__Problem details__: In the data below, find every line that has the string "Define", and copy it.
• • • •
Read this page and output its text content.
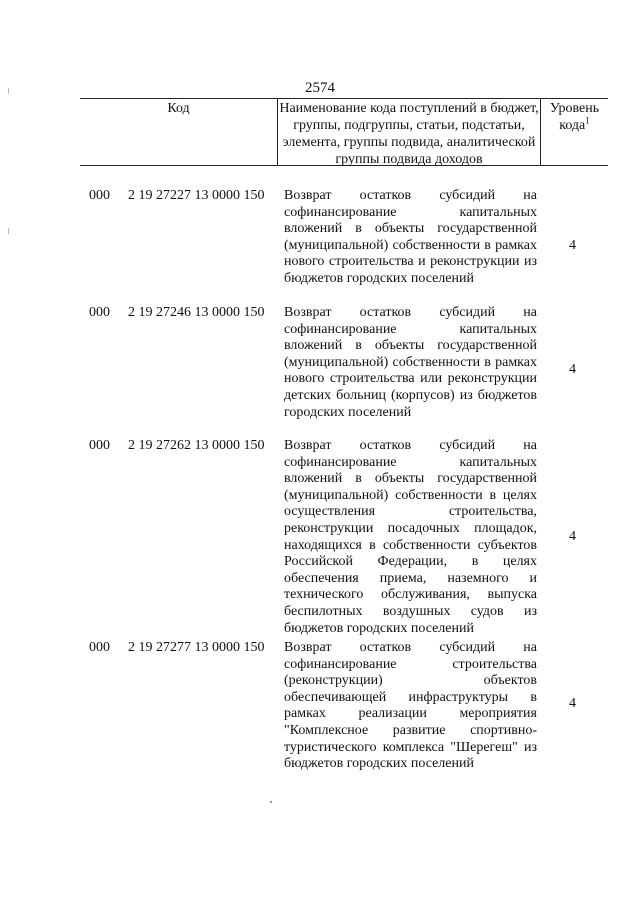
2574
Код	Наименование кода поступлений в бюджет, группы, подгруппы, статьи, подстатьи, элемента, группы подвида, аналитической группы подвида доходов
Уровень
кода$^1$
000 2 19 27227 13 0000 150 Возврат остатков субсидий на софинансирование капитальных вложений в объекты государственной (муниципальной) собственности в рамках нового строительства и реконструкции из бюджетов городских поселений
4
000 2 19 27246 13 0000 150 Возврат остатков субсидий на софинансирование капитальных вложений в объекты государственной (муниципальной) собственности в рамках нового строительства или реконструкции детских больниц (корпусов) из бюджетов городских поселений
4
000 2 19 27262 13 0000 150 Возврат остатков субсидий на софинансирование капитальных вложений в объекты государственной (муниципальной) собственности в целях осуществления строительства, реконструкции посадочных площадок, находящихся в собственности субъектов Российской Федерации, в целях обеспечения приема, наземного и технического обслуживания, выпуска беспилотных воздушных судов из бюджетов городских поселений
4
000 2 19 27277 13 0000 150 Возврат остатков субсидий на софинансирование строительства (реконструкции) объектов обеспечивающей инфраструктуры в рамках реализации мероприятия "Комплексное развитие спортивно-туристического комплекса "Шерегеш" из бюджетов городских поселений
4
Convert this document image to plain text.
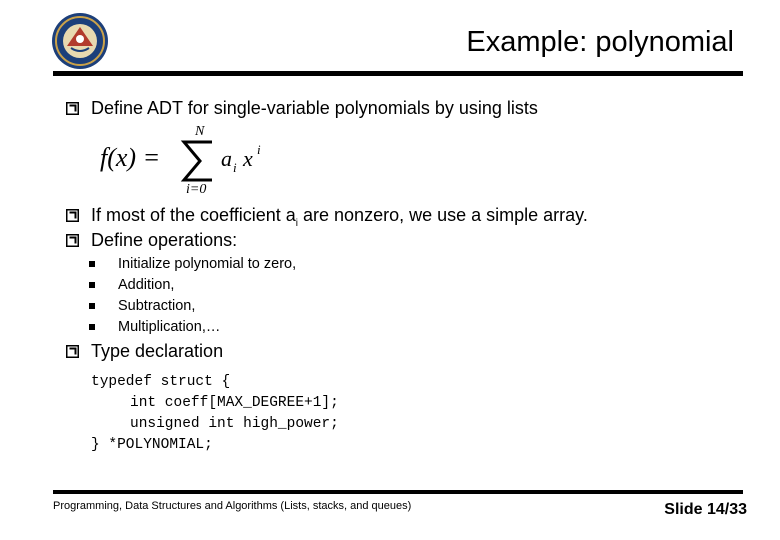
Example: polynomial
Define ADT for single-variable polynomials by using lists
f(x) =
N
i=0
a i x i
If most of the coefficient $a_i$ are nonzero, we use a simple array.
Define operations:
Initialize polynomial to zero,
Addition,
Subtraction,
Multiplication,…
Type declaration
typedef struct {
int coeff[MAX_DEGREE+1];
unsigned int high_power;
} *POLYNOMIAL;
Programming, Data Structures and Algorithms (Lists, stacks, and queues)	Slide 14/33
• • • •
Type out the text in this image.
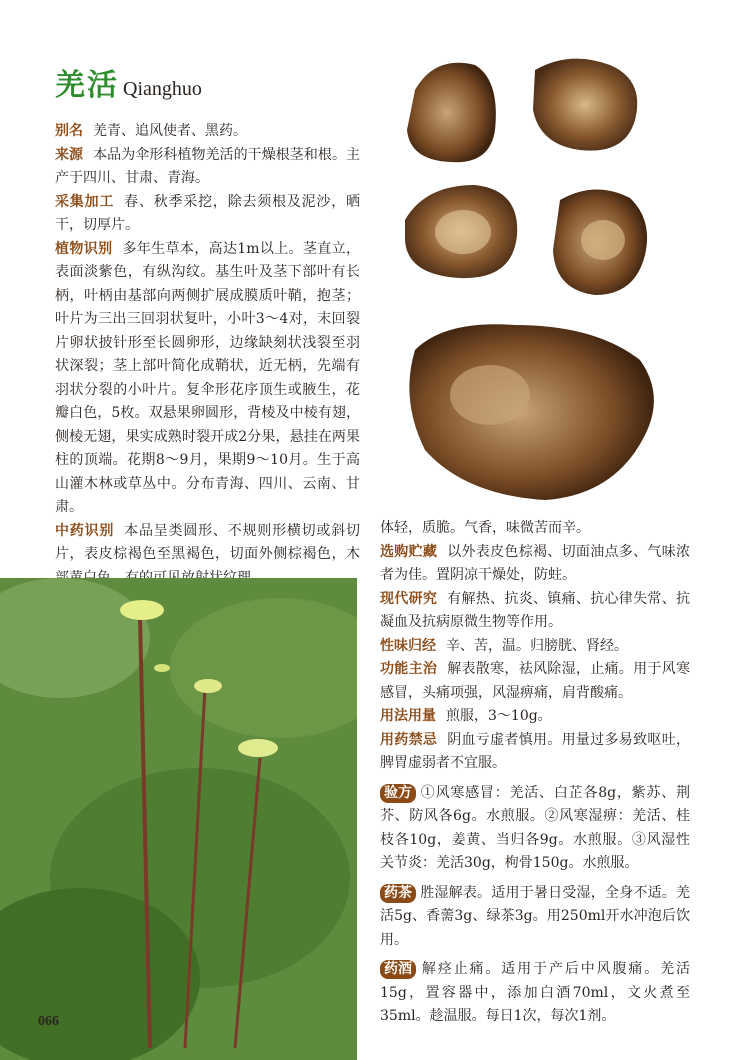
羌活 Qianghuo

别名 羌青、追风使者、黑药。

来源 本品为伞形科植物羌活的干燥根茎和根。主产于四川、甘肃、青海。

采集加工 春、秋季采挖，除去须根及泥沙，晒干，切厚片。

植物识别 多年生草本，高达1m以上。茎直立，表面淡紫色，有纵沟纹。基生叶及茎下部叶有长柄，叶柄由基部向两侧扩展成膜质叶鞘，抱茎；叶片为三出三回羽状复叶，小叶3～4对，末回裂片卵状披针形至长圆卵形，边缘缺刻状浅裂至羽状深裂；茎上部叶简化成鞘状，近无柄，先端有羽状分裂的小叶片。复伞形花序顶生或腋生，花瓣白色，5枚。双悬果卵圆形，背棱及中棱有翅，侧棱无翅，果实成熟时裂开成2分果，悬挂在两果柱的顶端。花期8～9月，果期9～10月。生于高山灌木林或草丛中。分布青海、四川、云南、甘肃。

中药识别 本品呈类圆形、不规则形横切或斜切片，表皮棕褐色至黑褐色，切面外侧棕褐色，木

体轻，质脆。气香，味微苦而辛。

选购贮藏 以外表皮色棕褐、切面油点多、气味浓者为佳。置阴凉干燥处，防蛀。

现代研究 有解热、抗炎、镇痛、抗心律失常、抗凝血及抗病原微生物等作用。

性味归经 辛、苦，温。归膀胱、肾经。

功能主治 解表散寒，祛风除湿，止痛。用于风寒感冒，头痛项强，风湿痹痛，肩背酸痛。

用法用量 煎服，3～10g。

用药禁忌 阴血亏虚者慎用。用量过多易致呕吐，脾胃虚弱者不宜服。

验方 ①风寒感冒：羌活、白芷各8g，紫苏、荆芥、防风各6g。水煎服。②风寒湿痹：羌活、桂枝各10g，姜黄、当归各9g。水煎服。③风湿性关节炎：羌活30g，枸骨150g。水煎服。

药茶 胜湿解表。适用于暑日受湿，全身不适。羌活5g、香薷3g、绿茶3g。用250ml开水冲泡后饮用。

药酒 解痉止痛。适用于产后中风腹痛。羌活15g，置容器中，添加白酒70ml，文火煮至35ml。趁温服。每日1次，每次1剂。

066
• • • •
__Final result__:
Define ADT for single-variable polynomials by using lists
Define operations:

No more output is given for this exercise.